Exercise details => All the data should be repeated exactly. Any image in it is left out.
+ + + + +
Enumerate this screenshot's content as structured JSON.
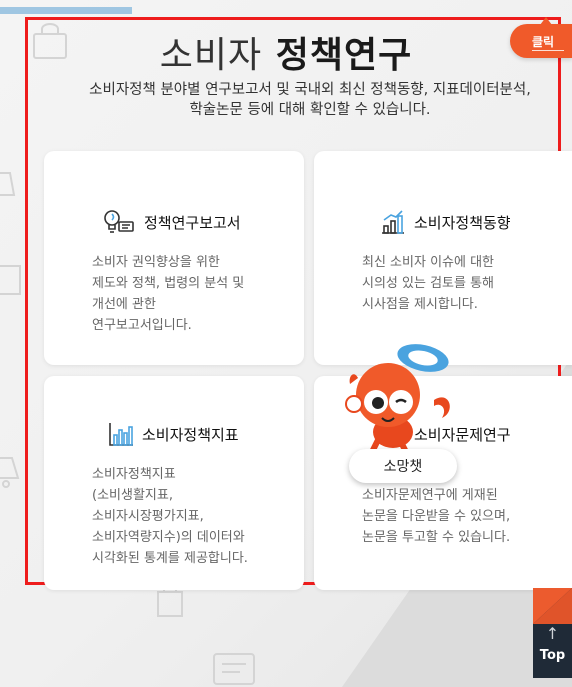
{
  "header": {
    "title_light": "소비자",
    "title_bold": "정책연구",
    "subtitle_line1": "소비자정책 분야별 연구보고서 및 국내외 최신 정책동향, 지표데이터분석,",
    "subtitle_line2": "학술논문 등에 대해 확인할 수 있습니다."
  },
  "click_badge": {
    "label": "클릭"
  },
  "cards": [
    {
      "title": "정책연구보고서",
      "icon": "lightbulb-report-icon",
      "description": "소비자 권익향상을 위한\n제도와 정책, 법령의 분석 및\n개선에 관한\n연구보고서입니다."
    },
    {
      "title": "소비자정책동향",
      "icon": "bar-trend-icon",
      "description": "최신 소비자 이슈에 대한\n시의성 있는 검토를 통해\n시사점을 제시합니다."
    },
    {
      "title": "소비자정책지표",
      "icon": "bar-chart-icon",
      "description": "소비자정책지표\n(소비생활지표,\n소비자시장평가지표,\n소비자역량지수)의 데이터와\n시각화된 통계를 제공합니다."
    },
    {
      "title": "소비자문제연구",
      "icon": "journal-icon",
      "description": "재학술지인\n소비자문제연구에 게재된\n논문을 다운받을 수 있으며,\n논문을 투고할 수 있습니다."
    }
  ],
  "chatbot": {
    "label": "소망챗",
    "icon": "mascot-icon"
  },
  "top_button": {
    "label": "Top",
    "icon": "arrow-up-icon"
  },
  "colors": {
    "highlight_frame": "#ee1c1c",
    "accent_orange": "#f05a2a",
    "top_button_bg": "#1f2a37"
  }
}
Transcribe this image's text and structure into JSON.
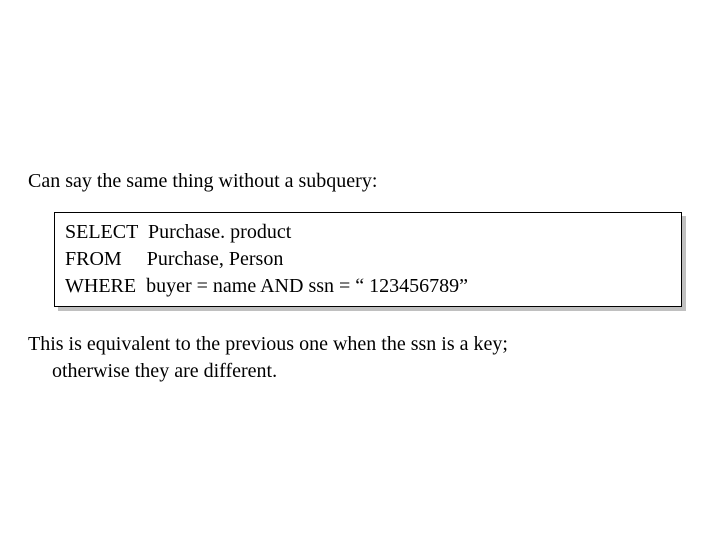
{
  "intro": "Can say the same thing without a subquery:",
  "code": {
    "line1": "SELECT  Purchase. product",
    "line2": "FROM     Purchase, Person",
    "line3": "WHERE  buyer = name AND ssn = “ 123456789”"
  },
  "outro": {
    "line1": "This is equivalent to the previous one when the ssn is a key;",
    "line2": "otherwise they are different."
  }
}
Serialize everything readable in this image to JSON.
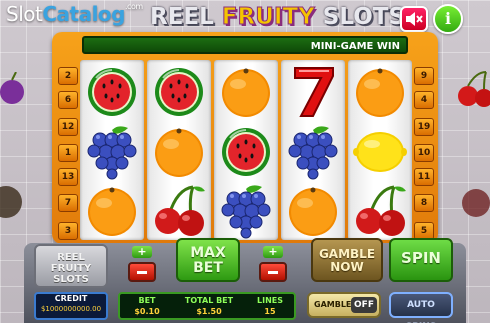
{
  "header": {
    "watermark": {
      "part1": "Slot",
      "part2": "Catalog",
      "suffix": ".com"
    },
    "title": {
      "left": "REEL ",
      "middle": "FRUITY",
      "right": " SLOTS"
    },
    "sound_icon": "sound-muted-icon",
    "info_label": "i"
  },
  "message_bar": "MINI-GAME WIN",
  "paylines_left": [
    "2",
    "6",
    "12",
    "1",
    "13",
    "7",
    "3"
  ],
  "paylines_right": [
    "9",
    "4",
    "19",
    "10",
    "11",
    "8",
    "5"
  ],
  "reels": [
    [
      "watermelon",
      "grapes",
      "orange"
    ],
    [
      "watermelon",
      "orange",
      "cherries"
    ],
    [
      "orange",
      "watermelon",
      "grapes"
    ],
    [
      "seven",
      "grapes",
      "orange"
    ],
    [
      "orange",
      "lemon",
      "cherries"
    ]
  ],
  "controls": {
    "logo_badge": {
      "line1": "REEL",
      "line2": "FRUITY",
      "line3": "SLOTS"
    },
    "max_bet": {
      "line1": "MAX",
      "line2": "BET"
    },
    "gamble_now": {
      "line1": "GAMBLE",
      "line2": "NOW"
    },
    "spin": "SPIN",
    "bet_plus": "+",
    "lines_plus": "+"
  },
  "status": {
    "credit_label": "CREDIT",
    "credit_value": "$1000000000.00",
    "bet_label": "BET",
    "bet_value": "$0.10",
    "total_bet_label": "TOTAL BET",
    "total_bet_value": "$1.50",
    "lines_label": "LINES",
    "lines_value": "15",
    "gamble_label": "GAMBLE",
    "gamble_state": "OFF",
    "auto_spins": "AUTO SPINS"
  },
  "colors": {
    "frame_orange": "#f19418",
    "message_green": "#1d6d12",
    "spin_green": "#3ab51a",
    "credit_blue": "#0b1a3a"
  }
}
+ + + + +
Task result =>
Enumerate this screenshot's content as structured JSON.
{
  "header": {
    "title_light": "소비자",
    "title_bold": "정책연구",
    "subtitle_line1": "소비자정책 분야별 연구보고서 및 국내외 최신 정책동향, 지표데이터분석,",
    "subtitle_line2": "학술논문 등에 대해 확인할 수 있습니다."
  },
  "click_badge": {
    "label": "클릭"
  },
  "cards": [
    {
      "title": "정책연구보고서",
      "icon": "lightbulb-report-icon",
      "description": "소비자 권익향상을 위한\n제도와 정책, 법령의 분석 및\n개선에 관한\n연구보고서입니다."
    },
    {
      "title": "소비자정책동향",
      "icon": "bar-trend-icon",
      "description": "최신 소비자 이슈에 대한\n시의성 있는 검토를 통해\n시사점을 제시합니다."
    },
    {
      "title": "소비자정책지표",
      "icon": "bar-chart-icon",
      "description": "소비자정책지표\n(소비생활지표,\n소비자시장평가지표,\n소비자역량지수)의 데이터와\n시각화된 통계를 제공합니다."
    },
    {
      "title": "소비자문제연구",
      "icon": "journal-icon",
      "description": "재학술지인\n소비자문제연구에 게재된\n논문을 다운받을 수 있으며,\n논문을 투고할 수 있습니다."
    }
  ],
  "chatbot": {
    "label": "소망챗",
    "icon": "mascot-icon"
  },
  "top_button": {
    "label": "Top",
    "icon": "arrow-up-icon"
  },
  "colors": {
    "highlight_frame": "#ee1c1c",
    "accent_orange": "#f05a2a",
    "top_button_bg": "#1f2a37"
  }
}
Transcribe this image's text and structure into JSON.
{
  "intro": "Can say the same thing without a subquery:",
  "code": {
    "line1": "SELECT  Purchase. product",
    "line2": "FROM     Purchase, Person",
    "line3": "WHERE  buyer = name AND ssn = “ 123456789”"
  },
  "outro": {
    "line1": "This is equivalent to the previous one when the ssn is a key;",
    "line2": "otherwise they are different."
  }
}
Serialize everything readable in this image to JSON.
{
  "header": {
    "watermark": {
      "part1": "Slot",
      "part2": "Catalog",
      "suffix": ".com"
    },
    "title": {
      "left": "REEL ",
      "middle": "FRUITY",
      "right": " SLOTS"
    },
    "sound_icon": "sound-muted-icon",
    "info_label": "i"
  },
  "message_bar": "MINI-GAME WIN",
  "paylines_left": [
    "2",
    "6",
    "12",
    "1",
    "13",
    "7",
    "3"
  ],
  "paylines_right": [
    "9",
    "4",
    "19",
    "10",
    "11",
    "8",
    "5"
  ],
  "reels": [
    [
      "watermelon",
      "grapes",
      "orange"
    ],
    [
      "watermelon",
      "orange",
      "cherries"
    ],
    [
      "orange",
      "watermelon",
      "grapes"
    ],
    [
      "seven",
      "grapes",
      "orange"
    ],
    [
      "orange",
      "lemon",
      "cherries"
    ]
  ],
  "controls": {
    "logo_badge": {
      "line1": "REEL",
      "line2": "FRUITY",
      "line3": "SLOTS"
    },
    "max_bet": {
      "line1": "MAX",
      "line2": "BET"
    },
    "gamble_now": {
      "line1": "GAMBLE",
      "line2": "NOW"
    },
    "spin": "SPIN",
    "bet_plus": "+",
    "lines_plus": "+"
  },
  "status": {
    "credit_label": "CREDIT",
    "credit_value": "$1000000000.00",
    "bet_label": "BET",
    "bet_value": "$0.10",
    "total_bet_label": "TOTAL BET",
    "total_bet_value": "$1.50",
    "lines_label": "LINES",
    "lines_value": "15",
    "gamble_label": "GAMBLE",
    "gamble_state": "OFF",
    "auto_spins": "AUTO SPINS"
  },
  "colors": {
    "frame_orange": "#f19418",
    "message_green": "#1d6d12",
    "spin_green": "#3ab51a",
    "credit_blue": "#0b1a3a"
  }
}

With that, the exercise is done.